WRITTEN INSTRUCTION:
List all the lines in these records that hold "height".
^^^^
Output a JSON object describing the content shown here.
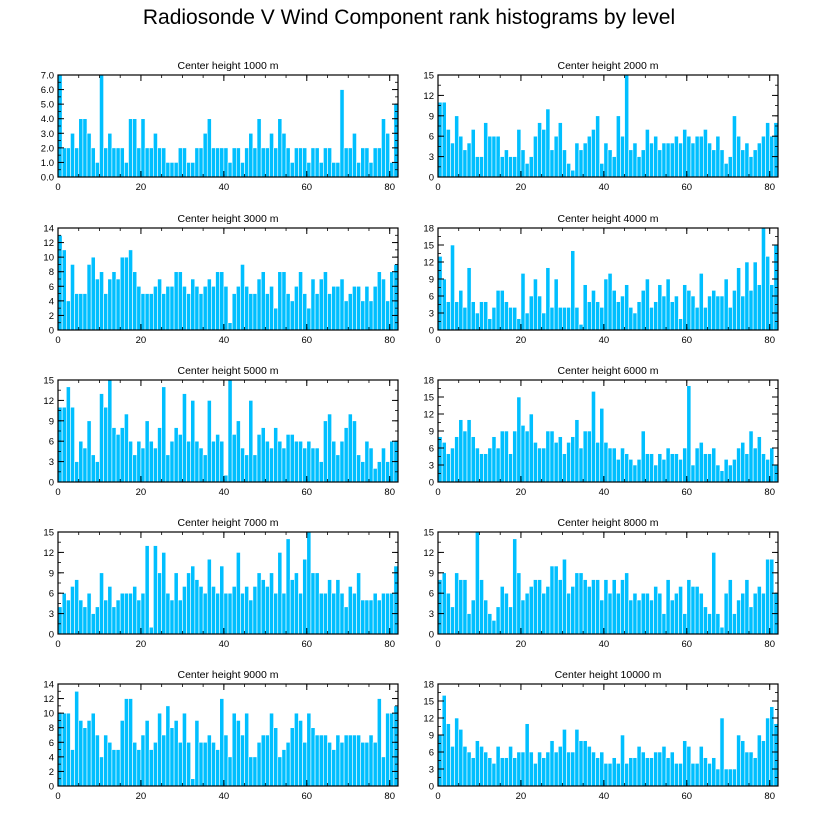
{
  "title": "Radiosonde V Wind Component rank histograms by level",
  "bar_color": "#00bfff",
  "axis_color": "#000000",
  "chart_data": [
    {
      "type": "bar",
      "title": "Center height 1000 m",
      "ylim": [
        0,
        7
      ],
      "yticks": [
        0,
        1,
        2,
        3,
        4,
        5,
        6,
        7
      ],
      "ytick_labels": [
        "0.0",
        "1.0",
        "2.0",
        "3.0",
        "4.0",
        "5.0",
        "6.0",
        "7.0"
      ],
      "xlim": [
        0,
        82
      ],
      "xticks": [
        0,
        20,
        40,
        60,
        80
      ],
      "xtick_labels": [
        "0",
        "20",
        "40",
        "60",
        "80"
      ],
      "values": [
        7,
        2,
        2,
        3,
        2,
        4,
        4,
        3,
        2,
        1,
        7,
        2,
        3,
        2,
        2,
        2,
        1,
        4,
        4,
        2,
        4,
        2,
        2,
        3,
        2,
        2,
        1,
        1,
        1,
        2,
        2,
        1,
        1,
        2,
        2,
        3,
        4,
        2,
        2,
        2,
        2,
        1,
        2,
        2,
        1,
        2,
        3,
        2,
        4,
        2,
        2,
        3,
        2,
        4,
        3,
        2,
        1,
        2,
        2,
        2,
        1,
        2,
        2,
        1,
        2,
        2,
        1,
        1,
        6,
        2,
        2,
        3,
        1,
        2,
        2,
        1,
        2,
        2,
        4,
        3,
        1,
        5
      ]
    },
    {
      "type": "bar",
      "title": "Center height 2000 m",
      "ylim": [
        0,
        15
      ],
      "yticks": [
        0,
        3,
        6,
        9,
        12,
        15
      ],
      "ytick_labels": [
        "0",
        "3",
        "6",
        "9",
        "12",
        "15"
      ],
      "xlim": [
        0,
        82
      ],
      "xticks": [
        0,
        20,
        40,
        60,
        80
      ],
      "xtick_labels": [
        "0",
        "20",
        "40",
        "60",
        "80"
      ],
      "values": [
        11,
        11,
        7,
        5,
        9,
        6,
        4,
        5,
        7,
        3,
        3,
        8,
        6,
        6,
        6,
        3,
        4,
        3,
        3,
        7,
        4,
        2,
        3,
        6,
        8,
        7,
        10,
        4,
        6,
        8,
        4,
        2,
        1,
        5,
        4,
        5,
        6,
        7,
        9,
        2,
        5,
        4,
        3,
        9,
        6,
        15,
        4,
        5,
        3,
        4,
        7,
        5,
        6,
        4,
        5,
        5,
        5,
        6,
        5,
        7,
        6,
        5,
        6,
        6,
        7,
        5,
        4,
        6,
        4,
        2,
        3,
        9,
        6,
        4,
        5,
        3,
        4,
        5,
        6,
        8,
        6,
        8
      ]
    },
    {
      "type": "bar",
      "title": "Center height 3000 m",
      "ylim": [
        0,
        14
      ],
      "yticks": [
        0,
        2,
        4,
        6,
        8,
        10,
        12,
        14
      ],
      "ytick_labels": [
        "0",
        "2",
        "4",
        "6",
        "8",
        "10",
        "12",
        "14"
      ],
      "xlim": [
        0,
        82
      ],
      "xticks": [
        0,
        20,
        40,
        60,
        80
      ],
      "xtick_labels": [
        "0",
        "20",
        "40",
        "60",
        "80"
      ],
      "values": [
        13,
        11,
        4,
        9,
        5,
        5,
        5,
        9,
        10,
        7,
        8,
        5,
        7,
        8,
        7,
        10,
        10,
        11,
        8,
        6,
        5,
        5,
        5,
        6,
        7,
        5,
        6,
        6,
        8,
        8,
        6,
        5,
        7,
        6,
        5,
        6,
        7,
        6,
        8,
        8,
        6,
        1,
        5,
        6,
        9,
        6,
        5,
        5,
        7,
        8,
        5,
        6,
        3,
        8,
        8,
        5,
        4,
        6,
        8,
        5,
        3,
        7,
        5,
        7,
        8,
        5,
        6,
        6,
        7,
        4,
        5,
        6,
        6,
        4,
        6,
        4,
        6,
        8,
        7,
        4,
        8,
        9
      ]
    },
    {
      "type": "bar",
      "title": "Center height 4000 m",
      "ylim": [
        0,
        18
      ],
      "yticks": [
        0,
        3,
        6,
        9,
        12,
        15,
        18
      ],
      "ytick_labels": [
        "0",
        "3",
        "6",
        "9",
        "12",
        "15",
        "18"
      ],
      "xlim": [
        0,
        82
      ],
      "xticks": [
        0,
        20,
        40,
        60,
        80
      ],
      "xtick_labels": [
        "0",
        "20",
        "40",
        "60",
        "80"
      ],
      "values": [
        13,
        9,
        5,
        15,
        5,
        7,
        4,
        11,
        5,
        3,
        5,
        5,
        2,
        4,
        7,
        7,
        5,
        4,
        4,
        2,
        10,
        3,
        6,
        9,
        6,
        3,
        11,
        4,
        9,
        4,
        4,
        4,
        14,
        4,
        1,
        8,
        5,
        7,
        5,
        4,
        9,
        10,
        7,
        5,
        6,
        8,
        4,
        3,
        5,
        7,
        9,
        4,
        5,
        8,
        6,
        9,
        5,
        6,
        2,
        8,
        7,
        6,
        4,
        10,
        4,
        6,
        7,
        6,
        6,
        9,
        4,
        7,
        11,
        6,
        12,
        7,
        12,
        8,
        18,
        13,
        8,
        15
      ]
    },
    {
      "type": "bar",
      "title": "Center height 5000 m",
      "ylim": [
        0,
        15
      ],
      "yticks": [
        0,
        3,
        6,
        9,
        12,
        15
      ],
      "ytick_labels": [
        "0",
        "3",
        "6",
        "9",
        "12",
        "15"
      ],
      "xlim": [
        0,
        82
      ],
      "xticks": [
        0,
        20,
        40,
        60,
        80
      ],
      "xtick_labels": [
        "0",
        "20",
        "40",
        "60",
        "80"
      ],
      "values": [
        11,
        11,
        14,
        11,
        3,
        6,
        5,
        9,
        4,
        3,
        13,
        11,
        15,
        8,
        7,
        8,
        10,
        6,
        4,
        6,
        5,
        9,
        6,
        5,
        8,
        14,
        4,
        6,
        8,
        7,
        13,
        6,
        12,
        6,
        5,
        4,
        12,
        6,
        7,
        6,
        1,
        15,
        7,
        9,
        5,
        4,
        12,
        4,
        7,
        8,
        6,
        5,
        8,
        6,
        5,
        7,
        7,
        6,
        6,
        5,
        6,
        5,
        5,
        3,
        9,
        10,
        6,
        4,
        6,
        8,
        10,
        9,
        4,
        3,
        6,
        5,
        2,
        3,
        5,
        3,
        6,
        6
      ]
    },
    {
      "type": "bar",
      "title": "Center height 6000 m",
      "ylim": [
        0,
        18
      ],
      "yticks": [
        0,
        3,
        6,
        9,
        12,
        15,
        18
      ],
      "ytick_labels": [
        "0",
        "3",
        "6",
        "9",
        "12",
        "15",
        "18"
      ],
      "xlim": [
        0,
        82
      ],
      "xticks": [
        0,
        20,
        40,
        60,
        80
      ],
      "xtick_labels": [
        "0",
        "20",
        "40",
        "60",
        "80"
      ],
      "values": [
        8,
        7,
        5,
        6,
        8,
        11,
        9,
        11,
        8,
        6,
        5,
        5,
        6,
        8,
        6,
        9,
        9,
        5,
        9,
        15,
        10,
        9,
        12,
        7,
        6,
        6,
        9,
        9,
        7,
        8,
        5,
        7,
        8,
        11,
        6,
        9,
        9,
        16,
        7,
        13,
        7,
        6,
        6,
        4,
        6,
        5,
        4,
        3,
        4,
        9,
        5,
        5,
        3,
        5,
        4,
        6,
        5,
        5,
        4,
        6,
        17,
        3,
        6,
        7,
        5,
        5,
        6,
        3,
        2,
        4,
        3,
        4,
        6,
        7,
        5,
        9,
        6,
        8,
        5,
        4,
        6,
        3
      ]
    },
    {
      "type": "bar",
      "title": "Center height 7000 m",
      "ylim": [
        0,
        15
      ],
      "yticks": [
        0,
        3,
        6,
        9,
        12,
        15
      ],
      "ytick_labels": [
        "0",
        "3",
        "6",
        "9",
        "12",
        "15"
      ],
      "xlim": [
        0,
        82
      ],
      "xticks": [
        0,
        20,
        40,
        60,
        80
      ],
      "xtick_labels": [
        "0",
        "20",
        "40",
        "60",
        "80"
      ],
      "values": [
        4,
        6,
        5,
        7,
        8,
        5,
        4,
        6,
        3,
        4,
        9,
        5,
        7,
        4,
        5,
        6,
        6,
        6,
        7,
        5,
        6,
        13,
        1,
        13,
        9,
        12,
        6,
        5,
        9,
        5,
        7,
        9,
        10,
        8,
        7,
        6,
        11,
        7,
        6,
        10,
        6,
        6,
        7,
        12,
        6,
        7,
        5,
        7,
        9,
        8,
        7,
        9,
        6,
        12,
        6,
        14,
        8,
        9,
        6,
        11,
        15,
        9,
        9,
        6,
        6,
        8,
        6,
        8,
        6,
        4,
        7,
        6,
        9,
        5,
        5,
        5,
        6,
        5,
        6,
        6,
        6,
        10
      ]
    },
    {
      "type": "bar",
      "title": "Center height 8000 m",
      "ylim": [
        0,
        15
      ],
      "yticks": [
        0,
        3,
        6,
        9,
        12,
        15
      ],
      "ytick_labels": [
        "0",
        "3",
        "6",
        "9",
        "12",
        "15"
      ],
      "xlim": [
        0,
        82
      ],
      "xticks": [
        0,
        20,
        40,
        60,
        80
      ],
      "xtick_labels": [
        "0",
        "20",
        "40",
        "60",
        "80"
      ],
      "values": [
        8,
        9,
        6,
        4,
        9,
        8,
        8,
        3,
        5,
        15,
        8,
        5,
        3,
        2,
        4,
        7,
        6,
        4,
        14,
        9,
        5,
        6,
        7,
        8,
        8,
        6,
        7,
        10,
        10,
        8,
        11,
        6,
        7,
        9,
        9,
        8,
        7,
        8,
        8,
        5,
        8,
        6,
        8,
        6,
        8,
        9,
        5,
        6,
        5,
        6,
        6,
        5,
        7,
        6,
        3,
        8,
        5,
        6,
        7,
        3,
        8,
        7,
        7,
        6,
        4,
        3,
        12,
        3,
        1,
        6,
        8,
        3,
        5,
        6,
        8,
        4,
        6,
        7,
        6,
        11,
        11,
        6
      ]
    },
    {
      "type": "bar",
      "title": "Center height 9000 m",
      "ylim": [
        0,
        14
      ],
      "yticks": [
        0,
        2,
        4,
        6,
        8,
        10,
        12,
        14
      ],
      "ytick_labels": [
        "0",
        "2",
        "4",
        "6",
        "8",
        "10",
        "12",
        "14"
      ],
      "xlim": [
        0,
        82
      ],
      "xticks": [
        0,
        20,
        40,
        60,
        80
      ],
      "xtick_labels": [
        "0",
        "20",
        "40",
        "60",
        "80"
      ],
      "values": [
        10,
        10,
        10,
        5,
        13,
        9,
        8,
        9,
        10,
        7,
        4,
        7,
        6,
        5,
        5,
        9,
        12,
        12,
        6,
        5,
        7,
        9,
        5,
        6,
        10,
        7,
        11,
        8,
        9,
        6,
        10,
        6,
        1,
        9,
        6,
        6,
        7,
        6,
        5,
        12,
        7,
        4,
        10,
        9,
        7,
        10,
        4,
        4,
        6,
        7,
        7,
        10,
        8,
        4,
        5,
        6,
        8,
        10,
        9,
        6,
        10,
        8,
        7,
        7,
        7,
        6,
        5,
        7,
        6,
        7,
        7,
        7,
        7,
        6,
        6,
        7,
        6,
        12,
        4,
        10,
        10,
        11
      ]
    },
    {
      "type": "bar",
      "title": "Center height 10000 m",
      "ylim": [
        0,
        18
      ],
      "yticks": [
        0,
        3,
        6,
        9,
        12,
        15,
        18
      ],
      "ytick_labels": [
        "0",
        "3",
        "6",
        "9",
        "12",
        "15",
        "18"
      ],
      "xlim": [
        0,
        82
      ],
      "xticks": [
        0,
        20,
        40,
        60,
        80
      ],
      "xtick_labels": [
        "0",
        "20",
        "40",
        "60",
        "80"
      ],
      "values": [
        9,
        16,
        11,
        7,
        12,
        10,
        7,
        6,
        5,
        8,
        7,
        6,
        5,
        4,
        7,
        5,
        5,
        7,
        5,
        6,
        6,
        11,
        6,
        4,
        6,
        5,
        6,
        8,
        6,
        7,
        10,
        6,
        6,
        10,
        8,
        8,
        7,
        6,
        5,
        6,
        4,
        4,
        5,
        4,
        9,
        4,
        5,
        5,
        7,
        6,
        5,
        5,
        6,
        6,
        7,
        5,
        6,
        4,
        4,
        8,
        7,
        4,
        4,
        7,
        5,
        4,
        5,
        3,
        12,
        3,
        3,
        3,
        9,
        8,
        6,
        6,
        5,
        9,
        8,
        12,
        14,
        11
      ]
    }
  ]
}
^^^^
WORKED ANSWER:
      "title": "Center height 1000 m",
      "title": "Center height 2000 m",
      "title": "Center height 3000 m",
      "title": "Center height 4000 m",
      "title": "Center height 5000 m",
      "title": "Center height 6000 m",
      "title": "Center height 7000 m",
      "title": "Center height 8000 m",
      "title": "Center height 9000 m",
      "title": "Center height 10000 m",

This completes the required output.